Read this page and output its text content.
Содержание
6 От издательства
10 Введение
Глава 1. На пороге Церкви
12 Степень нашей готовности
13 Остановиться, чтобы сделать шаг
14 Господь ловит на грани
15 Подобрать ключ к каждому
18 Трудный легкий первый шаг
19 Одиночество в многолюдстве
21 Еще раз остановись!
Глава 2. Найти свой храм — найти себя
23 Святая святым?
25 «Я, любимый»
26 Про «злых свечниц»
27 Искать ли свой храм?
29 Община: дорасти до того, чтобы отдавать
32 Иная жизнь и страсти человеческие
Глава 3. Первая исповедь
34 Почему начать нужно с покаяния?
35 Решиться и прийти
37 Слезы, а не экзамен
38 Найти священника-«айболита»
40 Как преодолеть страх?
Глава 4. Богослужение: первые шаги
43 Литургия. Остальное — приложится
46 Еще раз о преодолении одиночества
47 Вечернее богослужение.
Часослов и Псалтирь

━━━━━━━━━━━━━━━━━━━━━━━━━━━━━━

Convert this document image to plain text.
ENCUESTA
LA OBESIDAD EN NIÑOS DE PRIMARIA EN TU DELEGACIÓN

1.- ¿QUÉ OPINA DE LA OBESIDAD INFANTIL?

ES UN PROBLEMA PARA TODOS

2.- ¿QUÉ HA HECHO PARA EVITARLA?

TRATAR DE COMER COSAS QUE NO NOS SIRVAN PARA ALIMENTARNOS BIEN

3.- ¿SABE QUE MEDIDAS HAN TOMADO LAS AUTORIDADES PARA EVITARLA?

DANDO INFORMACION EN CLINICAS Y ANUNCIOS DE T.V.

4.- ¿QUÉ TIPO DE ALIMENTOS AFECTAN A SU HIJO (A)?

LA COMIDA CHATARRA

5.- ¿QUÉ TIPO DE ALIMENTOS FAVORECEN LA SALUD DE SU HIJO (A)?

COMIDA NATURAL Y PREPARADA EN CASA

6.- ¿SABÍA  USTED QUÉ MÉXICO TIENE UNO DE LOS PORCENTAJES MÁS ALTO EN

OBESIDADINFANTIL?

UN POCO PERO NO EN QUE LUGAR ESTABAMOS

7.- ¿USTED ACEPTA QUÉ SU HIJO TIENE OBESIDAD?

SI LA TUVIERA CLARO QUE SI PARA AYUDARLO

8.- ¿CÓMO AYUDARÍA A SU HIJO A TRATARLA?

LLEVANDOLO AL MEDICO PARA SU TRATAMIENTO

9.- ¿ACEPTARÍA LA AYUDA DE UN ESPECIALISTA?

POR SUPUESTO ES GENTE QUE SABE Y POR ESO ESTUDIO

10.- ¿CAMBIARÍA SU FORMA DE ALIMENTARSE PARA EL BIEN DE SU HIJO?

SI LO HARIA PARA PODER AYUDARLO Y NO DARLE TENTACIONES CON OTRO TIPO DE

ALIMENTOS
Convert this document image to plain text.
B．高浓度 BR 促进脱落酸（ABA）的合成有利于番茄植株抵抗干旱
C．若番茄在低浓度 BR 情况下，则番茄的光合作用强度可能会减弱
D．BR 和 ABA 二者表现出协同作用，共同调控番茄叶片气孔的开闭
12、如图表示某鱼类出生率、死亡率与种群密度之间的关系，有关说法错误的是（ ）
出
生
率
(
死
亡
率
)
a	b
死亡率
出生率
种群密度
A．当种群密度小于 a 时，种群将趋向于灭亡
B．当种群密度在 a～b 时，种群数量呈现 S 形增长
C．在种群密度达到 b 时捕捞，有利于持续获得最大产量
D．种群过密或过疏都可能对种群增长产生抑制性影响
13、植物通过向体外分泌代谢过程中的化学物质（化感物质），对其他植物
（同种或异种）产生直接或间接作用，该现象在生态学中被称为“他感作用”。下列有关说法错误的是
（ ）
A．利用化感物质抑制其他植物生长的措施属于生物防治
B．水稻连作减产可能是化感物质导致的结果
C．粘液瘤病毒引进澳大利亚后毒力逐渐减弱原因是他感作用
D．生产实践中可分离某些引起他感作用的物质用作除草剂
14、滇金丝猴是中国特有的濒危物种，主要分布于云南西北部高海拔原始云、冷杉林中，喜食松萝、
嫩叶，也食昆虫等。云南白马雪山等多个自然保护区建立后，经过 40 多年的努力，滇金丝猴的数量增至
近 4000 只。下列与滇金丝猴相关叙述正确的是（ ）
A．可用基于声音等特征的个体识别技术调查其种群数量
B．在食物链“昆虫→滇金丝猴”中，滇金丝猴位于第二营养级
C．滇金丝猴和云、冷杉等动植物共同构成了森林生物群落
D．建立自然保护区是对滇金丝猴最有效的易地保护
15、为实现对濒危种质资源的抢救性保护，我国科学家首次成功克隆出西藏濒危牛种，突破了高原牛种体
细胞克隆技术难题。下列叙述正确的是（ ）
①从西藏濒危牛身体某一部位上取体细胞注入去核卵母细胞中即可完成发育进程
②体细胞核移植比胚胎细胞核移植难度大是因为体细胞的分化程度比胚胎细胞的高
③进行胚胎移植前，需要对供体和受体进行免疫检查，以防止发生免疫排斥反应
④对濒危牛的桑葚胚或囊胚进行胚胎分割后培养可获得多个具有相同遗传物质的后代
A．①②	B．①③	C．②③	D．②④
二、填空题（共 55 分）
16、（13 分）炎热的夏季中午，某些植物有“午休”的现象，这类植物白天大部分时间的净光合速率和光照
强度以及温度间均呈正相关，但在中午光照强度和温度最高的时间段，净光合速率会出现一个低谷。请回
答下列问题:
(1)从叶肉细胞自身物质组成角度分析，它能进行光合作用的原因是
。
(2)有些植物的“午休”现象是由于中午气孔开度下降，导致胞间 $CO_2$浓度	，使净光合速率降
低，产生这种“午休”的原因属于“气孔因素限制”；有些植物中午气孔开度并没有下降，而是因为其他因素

━━━━━━━━━━━━━━━━━━━━━━━━━━━━━━

Copy out each line in the listing that has the word "USTED".

The reply ::
6.- ¿SABÍA  USTED QUÉ MÉXICO TIENE UNO DE LOS PORCENTAJES MÁS ALTO EN
7.- ¿USTED ACEPTA QUÉ SU HIJO TIENE OBESIDAD?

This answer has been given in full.